* begin Passage to read *

Little Barbie is 4 1/2 and she lost her first tooth today. I’ve been flabbergasted over the whole thing. She isn’t really old enough to lose a tooth? To be honest, I think she tried to open/break something with her teeth and knocked them loose. The bottom two front teeth to be exact. I am a bad mom because I haven’t yet taken her to the dentist…
I am going to have to plead the 5th on that one seeing as I fear the dentist more than I fear a million spiders crawling into my bed when I sleep. Taking myself or my kids every 6 months for a cleaning is unheard of for me. (It is every 6 months right? See? I don’t even know.) Move aside, Bad Mom Number Three. I think I dethroned you on that one.
And then we have a comment left on one of these posts by Janel who simply and honestly stated:
I think I am a bad mom because I put on the TV if I need my own time.
Do you think my youngest can sing every Dora song and High School Musical song by heart because she was programmed that way? Of course not. It is because sometimes Mom needs time to herself. And if an hour or so of TV keeps me sane, bring it on and help me stay sane.

* end Passage to read *

▸ To-do list
• A. Duplicate the part of the post about being a bad mom that opens with the words containing "Little Barbie is" and closes with "my own time.".
• B. Condense the paragraph of the post about being a bad mom that begins "Little Barbie is 4 1/2" into a shorter version that keeps its main facts.

* begin Data section *

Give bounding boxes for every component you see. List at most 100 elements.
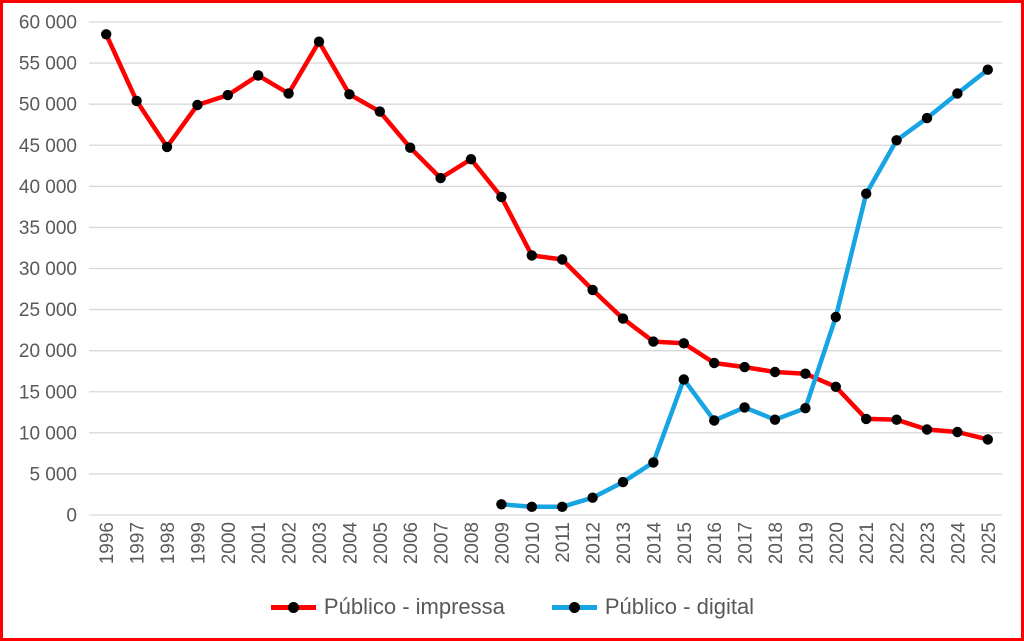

* end Data section *

▸ Answers per task
• A.
Little Barbie is 4 1/2 and she lost her first tooth today. I’ve been flabbergasted over the whole thing. She isn’t really old enough to lose a tooth? To be honest, I think she tried to open/break something with her teeth and knocked them loose. The bottom two front teeth to be exact. I am a bad mom because I haven’t yet taken her to the dentist…
I am going to have to plead the 5th on that one seeing as I fear the dentist more than I fear a million spiders crawling into my bed when I sleep. Taking myself or my kids every 6 months for a cleaning is unheard of for me. (It is every 6 months right? See? I don’t even know.) Move aside, Bad Mom Number Three. I think I dethroned you on that one.
And then we have a comment left on one of these posts by Janel who simply and honestly stated:
I think I am a bad mom because I put on the TV if I need my own time.

• B. Little Barbie, age 4 1/2, lost her first tooth today. The writer is flabbergasted, since Barbie hardly seems old enough. The writer suspects Barbie knocked her bottom two front teeth loose while trying to open or break something with them. The writer calls herself a bad mom for not having taken Barbie to the dentist yet.